→ **Listed records**
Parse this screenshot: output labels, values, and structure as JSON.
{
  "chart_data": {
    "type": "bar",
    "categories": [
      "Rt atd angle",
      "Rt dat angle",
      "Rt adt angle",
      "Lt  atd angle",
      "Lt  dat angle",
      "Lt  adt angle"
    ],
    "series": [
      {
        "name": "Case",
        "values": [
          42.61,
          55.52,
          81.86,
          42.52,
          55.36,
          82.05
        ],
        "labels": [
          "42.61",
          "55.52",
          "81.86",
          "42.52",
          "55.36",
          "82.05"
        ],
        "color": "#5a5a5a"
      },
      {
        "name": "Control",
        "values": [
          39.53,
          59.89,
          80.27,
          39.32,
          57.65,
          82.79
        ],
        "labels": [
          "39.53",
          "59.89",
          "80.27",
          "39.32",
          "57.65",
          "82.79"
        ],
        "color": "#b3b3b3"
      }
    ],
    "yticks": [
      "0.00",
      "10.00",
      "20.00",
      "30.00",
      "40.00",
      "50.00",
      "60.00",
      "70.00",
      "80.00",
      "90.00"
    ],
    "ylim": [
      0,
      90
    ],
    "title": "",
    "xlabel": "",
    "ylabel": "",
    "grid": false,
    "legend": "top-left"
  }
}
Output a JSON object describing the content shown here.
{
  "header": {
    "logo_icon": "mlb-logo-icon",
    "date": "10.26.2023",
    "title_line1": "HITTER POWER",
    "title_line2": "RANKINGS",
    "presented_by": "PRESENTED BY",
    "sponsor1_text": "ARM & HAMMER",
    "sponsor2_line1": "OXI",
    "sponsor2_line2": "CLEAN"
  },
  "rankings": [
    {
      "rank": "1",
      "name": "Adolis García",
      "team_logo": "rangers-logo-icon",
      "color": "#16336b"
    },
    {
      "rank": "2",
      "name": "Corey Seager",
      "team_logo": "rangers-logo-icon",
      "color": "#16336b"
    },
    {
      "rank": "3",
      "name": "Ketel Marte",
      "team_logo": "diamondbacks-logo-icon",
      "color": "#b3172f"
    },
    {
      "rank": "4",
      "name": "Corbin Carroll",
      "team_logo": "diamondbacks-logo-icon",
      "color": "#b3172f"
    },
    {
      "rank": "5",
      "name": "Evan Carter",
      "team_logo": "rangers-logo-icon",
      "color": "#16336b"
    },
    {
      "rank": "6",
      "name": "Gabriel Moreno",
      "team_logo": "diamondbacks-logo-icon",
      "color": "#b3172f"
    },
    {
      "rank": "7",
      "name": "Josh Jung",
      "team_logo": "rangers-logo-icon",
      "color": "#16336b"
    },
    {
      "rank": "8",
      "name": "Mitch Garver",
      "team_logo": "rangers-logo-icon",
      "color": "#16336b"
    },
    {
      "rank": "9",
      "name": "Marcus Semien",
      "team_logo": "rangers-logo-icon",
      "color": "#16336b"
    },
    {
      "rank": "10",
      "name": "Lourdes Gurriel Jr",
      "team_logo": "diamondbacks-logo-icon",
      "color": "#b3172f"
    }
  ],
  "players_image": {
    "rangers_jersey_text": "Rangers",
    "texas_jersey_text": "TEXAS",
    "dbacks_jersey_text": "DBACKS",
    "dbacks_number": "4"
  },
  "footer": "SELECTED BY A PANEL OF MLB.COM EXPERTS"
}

→ **Task goal**
Print again each line of the listing above, exactly as it appears.

→ **Solution for this problem**
Parse this screenshot: output labels, values, and structure as JSON.
{
  "chart_data": {
    "type": "bar",
    "categories": [
      "Rt atd angle",
      "Rt dat angle",
      "Rt adt angle",
      "Lt  atd angle",
      "Lt  dat angle",
      "Lt  adt angle"
    ],
    "series": [
      {
        "name": "Case",
        "values": [
          42.61,
          55.52,
          81.86,
          42.52,
          55.36,
          82.05
        ],
        "labels": [
          "42.61",
          "55.52",
          "81.86",
          "42.52",
          "55.36",
          "82.05"
        ],
        "color": "#5a5a5a"
      },
      {
        "name": "Control",
        "values": [
          39.53,
          59.89,
          80.27,
          39.32,
          57.65,
          82.79
        ],
        "labels": [
          "39.53",
          "59.89",
          "80.27",
          "39.32",
          "57.65",
          "82.79"
        ],
        "color": "#b3b3b3"
      }
    ],
    "yticks": [
      "0.00",
      "10.00",
      "20.00",
      "30.00",
      "40.00",
      "50.00",
      "60.00",
      "70.00",
      "80.00",
      "90.00"
    ],
    "ylim": [
      0,
      90
    ],
    "title": "",
    "xlabel": "",
    "ylabel": "",
    "grid": false,
    "legend": "top-left"
  }
}
Output a JSON object describing the content shown here.
{
  "header": {
    "logo_icon": "mlb-logo-icon",
    "date": "10.26.2023",
    "title_line1": "HITTER POWER",
    "title_line2": "RANKINGS",
    "presented_by": "PRESENTED BY",
    "sponsor1_text": "ARM & HAMMER",
    "sponsor2_line1": "OXI",
    "sponsor2_line2": "CLEAN"
  },
  "rankings": [
    {
      "rank": "1",
      "name": "Adolis García",
      "team_logo": "rangers-logo-icon",
      "color": "#16336b"
    },
    {
      "rank": "2",
      "name": "Corey Seager",
      "team_logo": "rangers-logo-icon",
      "color": "#16336b"
    },
    {
      "rank": "3",
      "name": "Ketel Marte",
      "team_logo": "diamondbacks-logo-icon",
      "color": "#b3172f"
    },
    {
      "rank": "4",
      "name": "Corbin Carroll",
      "team_logo": "diamondbacks-logo-icon",
      "color": "#b3172f"
    },
    {
      "rank": "5",
      "name": "Evan Carter",
      "team_logo": "rangers-logo-icon",
      "color": "#16336b"
    },
    {
      "rank": "6",
      "name": "Gabriel Moreno",
      "team_logo": "diamondbacks-logo-icon",
      "color": "#b3172f"
    },
    {
      "rank": "7",
      "name": "Josh Jung",
      "team_logo": "rangers-logo-icon",
      "color": "#16336b"
    },
    {
      "rank": "8",
      "name": "Mitch Garver",
      "team_logo": "rangers-logo-icon",
      "color": "#16336b"
    },
    {
      "rank": "9",
      "name": "Marcus Semien",
      "team_logo": "rangers-logo-icon",
      "color": "#16336b"
    },
    {
      "rank": "10",
      "name": "Lourdes Gurriel Jr",
      "team_logo": "diamondbacks-logo-icon",
      "color": "#b3172f"
    }
  ],
  "players_image": {
    "rangers_jersey_text": "Rangers",
    "texas_jersey_text": "TEXAS",
    "dbacks_jersey_text": "DBACKS",
    "dbacks_number": "4"
  },
  "footer": "SELECTED BY A PANEL OF MLB.COM EXPERTS"
}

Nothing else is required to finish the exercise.